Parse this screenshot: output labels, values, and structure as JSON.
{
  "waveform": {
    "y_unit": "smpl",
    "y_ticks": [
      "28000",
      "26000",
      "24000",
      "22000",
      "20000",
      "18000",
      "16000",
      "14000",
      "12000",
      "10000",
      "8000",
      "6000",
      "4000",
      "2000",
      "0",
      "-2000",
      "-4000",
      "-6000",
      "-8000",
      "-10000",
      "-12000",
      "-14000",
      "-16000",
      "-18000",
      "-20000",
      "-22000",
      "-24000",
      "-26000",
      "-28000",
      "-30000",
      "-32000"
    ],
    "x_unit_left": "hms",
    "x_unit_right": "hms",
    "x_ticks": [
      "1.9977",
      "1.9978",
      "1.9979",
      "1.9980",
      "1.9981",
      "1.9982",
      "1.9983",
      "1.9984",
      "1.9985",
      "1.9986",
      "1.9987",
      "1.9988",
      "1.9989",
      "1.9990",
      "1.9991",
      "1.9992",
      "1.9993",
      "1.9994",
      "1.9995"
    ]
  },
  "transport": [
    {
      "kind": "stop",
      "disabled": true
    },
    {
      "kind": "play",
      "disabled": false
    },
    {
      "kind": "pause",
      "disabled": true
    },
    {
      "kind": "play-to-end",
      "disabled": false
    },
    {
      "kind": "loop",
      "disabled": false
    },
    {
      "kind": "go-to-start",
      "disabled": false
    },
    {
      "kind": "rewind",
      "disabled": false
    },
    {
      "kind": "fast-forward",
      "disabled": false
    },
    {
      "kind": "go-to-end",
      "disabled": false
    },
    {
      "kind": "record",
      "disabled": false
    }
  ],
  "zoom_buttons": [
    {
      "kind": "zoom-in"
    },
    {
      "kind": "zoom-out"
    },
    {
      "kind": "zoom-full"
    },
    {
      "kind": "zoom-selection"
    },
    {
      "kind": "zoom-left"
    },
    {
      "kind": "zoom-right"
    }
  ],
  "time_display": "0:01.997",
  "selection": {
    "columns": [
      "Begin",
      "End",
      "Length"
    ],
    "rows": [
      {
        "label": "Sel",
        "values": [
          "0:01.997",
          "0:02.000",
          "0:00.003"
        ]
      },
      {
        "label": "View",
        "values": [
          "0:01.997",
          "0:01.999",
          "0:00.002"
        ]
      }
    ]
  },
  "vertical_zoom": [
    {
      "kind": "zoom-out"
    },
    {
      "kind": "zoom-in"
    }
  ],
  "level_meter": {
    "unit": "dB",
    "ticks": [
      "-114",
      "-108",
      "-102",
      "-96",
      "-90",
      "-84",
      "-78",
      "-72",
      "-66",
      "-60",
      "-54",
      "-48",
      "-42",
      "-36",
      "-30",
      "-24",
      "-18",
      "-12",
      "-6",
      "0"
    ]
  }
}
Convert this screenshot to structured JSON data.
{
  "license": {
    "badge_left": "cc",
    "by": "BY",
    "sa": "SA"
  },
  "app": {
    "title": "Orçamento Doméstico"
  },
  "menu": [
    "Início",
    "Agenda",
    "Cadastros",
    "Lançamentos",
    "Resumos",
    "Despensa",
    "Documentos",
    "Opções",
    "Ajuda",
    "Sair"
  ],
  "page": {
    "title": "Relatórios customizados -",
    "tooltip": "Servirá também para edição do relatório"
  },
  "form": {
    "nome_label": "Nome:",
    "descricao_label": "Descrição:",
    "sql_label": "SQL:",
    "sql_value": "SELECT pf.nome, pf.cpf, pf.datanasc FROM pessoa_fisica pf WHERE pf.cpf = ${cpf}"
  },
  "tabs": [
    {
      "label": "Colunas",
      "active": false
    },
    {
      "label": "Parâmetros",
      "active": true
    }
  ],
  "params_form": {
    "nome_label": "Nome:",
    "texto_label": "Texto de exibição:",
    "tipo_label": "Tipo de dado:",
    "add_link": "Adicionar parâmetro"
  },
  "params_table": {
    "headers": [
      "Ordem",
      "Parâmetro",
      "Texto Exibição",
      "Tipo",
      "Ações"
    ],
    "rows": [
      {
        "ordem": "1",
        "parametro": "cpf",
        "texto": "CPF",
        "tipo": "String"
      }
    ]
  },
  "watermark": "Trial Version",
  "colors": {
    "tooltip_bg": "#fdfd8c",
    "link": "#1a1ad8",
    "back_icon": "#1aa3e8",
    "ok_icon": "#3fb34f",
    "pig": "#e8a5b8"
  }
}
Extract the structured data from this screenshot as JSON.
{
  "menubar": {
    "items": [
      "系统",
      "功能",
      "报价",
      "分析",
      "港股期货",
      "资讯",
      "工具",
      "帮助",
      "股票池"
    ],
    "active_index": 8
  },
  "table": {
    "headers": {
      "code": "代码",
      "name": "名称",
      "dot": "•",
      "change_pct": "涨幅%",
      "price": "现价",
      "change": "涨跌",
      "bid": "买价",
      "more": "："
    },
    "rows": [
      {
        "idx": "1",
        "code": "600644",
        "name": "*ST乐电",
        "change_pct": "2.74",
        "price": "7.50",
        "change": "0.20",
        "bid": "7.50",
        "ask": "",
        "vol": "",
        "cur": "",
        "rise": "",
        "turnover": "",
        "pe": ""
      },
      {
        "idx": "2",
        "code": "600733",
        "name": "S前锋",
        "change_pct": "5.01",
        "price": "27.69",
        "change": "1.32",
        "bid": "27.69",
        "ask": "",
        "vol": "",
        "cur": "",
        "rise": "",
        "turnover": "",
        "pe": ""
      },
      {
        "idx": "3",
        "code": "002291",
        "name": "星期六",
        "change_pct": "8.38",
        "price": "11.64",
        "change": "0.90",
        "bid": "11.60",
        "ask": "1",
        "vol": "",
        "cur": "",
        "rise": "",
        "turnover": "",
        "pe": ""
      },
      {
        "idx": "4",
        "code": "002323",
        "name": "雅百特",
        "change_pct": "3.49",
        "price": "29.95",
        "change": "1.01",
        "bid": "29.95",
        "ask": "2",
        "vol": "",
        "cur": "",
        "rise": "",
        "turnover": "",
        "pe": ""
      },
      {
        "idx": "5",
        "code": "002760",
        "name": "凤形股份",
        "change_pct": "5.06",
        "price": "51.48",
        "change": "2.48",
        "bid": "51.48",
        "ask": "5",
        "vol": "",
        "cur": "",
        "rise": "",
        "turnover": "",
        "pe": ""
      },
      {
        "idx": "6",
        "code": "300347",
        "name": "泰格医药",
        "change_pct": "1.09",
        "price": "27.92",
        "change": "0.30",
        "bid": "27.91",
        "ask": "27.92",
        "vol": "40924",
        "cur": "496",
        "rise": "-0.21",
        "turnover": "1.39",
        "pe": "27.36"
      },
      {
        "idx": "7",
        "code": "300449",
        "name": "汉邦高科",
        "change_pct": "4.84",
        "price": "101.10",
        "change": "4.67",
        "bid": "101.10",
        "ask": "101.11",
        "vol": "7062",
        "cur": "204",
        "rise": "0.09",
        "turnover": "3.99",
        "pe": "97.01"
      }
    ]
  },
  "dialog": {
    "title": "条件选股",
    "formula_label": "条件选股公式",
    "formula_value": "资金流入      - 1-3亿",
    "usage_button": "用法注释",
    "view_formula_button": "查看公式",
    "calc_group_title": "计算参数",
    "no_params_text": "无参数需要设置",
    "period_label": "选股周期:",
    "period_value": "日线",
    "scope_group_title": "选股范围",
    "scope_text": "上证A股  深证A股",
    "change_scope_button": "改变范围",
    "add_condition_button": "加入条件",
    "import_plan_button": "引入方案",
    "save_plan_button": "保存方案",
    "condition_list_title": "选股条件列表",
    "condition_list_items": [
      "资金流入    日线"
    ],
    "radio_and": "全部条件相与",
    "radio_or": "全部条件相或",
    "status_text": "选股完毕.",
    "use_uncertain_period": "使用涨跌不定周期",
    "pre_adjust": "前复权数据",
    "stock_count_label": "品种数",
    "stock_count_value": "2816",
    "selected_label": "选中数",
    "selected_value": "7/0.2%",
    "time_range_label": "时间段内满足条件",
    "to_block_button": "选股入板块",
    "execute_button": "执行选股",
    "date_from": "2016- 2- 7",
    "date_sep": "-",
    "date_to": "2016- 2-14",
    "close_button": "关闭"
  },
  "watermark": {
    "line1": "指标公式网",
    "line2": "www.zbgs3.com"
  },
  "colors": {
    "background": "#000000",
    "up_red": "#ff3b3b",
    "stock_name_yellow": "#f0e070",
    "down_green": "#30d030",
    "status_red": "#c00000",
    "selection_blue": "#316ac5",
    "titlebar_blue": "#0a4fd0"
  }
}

++++

TASK OBJECTIVE. Provide solely the number of lines in the data that include the word "JSON".

RESPONSE. 3